> [CONSIGNE DE L'EXERCICE]: Recopiez fidèlement le passage de l'extrait sur le marché de la filtration qui commence par « Si d'autres hausses » et se termine par « millions en 2021. ».

> [EXTRAIT DU DOCUMENT]:

Si d'autres hausses sont à attendre, 2022 devrait néanmoins continuer de s'avérer prospère pour la filtration. "L'année démarre bien, assure Riadh Abdelkefi. Le carnet de commandes est bien rempli, tant sur le marché français qu'à l'étranger, où nous avons de belles opportunités." Le groupe Misfat espère dépasser les 100 millions d'euros de chiffre d'affaires, après avoir réalisé 90 millions en 2021.

Autre bonne nouvelle, les difficultés de livraison de VN vont une nouvelle fois porter le marché VO. "Le véhicule d'occasion va continuer de prendre de l'ampleur, prévoit Marie-Jo Faivre. C'est un gros consommateur de filtres puisque les contrôles sont effectués avant la vente." Un avantage pour des filtres dont les années semblent comptées, mais qui continuent de performer. "Compte tenu de la moyenne d'âge du parc automobile sur le marché secondaire, le filtre à diesel est toujours important, et le sera encore pour les trois à cinq prochaines années", estime Régis Thomas, qui a constaté "une augmentation significative des ventes de filtres à carburant en 2021".

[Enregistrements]

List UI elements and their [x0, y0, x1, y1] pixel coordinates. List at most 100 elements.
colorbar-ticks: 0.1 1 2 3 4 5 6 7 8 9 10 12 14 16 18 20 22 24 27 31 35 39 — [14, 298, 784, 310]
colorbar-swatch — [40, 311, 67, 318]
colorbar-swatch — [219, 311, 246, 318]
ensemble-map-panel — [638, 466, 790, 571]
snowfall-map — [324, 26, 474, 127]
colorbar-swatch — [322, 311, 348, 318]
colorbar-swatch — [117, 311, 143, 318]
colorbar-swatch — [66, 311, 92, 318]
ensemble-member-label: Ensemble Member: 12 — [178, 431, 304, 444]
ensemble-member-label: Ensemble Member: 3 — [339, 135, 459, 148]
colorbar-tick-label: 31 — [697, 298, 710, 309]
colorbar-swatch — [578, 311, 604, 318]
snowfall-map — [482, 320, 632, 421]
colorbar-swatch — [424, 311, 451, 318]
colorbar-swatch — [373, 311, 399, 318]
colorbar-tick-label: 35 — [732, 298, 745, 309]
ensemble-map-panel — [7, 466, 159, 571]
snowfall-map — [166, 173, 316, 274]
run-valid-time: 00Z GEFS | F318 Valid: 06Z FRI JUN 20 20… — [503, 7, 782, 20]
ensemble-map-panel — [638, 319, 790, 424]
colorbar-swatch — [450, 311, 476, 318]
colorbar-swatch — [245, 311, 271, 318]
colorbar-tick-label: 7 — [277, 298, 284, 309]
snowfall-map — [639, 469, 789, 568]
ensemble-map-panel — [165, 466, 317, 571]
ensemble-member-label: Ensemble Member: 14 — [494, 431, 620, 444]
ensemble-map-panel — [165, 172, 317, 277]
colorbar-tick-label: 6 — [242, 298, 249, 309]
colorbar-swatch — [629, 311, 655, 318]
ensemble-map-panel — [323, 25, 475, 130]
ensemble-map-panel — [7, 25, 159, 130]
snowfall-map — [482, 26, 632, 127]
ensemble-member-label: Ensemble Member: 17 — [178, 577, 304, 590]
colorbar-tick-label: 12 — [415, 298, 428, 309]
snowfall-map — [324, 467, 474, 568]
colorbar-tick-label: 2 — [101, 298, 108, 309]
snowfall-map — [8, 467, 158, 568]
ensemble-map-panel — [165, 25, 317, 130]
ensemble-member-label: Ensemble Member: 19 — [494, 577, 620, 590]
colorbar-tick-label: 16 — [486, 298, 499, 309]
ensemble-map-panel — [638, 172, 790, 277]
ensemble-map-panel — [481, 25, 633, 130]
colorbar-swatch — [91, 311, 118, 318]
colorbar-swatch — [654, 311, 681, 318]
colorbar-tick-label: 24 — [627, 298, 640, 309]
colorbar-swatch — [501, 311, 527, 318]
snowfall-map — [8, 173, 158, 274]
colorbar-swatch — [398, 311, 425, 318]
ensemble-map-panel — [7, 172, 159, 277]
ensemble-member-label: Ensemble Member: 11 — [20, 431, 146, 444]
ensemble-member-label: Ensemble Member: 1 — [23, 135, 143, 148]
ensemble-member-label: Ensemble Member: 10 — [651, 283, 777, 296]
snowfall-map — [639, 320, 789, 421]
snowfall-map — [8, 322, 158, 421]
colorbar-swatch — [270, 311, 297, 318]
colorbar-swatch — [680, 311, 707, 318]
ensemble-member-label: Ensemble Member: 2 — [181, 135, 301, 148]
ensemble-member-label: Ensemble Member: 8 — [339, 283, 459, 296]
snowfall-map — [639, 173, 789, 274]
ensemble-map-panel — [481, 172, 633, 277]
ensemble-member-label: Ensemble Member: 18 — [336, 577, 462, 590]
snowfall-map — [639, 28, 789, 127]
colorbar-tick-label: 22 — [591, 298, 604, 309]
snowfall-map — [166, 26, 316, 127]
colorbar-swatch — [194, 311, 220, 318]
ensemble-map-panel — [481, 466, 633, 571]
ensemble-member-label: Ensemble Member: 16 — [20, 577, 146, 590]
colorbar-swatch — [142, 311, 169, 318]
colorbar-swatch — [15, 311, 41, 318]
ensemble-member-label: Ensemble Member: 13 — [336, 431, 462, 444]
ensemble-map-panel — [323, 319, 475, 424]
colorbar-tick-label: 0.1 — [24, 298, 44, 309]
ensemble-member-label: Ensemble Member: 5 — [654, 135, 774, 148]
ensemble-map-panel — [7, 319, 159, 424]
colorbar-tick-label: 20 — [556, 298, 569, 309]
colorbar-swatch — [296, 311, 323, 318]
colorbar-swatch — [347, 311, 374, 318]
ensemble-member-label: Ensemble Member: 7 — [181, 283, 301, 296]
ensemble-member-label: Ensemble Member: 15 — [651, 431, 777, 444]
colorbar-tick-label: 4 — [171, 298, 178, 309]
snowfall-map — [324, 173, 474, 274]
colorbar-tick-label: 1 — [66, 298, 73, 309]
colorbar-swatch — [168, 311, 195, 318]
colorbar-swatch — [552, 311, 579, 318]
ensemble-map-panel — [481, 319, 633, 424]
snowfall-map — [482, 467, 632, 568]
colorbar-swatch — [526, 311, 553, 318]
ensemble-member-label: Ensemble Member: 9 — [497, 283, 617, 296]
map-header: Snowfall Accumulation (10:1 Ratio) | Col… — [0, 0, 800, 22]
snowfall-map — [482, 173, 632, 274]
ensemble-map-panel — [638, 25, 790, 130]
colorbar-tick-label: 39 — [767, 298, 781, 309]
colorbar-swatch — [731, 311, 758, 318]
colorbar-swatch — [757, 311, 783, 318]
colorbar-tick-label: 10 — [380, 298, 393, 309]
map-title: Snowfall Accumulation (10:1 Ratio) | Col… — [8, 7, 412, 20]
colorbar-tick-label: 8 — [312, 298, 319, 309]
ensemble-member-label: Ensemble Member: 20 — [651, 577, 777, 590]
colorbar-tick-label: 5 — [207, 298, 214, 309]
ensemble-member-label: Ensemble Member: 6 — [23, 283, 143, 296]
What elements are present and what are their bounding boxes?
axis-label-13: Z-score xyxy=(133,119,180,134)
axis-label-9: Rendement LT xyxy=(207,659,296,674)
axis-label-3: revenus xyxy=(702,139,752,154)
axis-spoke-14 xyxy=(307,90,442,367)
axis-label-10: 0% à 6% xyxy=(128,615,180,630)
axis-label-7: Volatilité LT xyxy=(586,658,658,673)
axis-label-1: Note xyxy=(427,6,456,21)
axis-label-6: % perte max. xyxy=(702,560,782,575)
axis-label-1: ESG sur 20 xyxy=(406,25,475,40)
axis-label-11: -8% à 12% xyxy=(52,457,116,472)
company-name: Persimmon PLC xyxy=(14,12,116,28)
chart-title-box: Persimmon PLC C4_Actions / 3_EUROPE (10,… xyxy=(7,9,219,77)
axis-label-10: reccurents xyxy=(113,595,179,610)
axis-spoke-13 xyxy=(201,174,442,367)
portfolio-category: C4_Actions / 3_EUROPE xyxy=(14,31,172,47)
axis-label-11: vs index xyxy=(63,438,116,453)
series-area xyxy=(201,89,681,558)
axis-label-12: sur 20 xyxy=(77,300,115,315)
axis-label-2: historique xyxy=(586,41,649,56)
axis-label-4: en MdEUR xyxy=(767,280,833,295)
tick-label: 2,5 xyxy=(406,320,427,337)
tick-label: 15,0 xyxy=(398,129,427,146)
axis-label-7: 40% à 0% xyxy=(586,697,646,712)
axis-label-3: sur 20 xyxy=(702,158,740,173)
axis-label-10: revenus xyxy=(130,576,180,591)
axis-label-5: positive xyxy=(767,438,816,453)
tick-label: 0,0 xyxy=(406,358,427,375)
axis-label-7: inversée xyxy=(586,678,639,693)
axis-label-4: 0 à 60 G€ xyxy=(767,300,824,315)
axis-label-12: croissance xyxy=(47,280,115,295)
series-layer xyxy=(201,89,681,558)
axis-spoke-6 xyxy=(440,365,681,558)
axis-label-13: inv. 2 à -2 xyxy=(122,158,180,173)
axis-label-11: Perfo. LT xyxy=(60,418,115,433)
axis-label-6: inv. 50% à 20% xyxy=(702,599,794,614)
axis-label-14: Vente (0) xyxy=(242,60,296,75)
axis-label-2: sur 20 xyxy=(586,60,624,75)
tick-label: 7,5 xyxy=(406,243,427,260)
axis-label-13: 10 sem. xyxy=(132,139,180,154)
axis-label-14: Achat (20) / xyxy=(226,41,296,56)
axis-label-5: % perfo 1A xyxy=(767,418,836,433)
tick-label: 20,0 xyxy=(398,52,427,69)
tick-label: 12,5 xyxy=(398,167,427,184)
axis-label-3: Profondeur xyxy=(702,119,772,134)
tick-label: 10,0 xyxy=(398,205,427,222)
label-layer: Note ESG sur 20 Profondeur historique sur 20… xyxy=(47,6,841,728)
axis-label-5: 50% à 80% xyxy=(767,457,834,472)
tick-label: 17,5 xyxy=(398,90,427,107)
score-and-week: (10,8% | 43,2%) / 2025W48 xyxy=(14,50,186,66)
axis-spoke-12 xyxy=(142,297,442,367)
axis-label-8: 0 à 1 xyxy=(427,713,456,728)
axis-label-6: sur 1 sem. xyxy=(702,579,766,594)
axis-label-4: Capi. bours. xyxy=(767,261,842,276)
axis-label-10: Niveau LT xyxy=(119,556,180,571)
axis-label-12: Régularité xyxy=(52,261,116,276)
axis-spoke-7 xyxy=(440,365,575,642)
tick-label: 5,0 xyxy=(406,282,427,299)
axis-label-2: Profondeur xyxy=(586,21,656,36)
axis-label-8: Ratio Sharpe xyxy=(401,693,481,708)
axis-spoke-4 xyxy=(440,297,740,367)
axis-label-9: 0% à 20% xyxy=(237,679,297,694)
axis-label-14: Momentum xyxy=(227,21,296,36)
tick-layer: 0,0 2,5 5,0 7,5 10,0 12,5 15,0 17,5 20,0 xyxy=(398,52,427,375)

> [RÉSULTAT DE L'EXERCICE]:
Si d'autres hausses sont à attendre, 2022 devrait néanmoins continuer de s'avérer prospère pour la filtration. "L'année démarre bien, assure Riadh Abdelkefi. Le carnet de commandes est bien rempli, tant sur le marché français qu'à l'étranger, où nous avons de belles opportunités." Le groupe Misfat espère dépasser les 100 millions d'euros de chiffre d'affaires, après avoir réalisé 90 millions en 2021.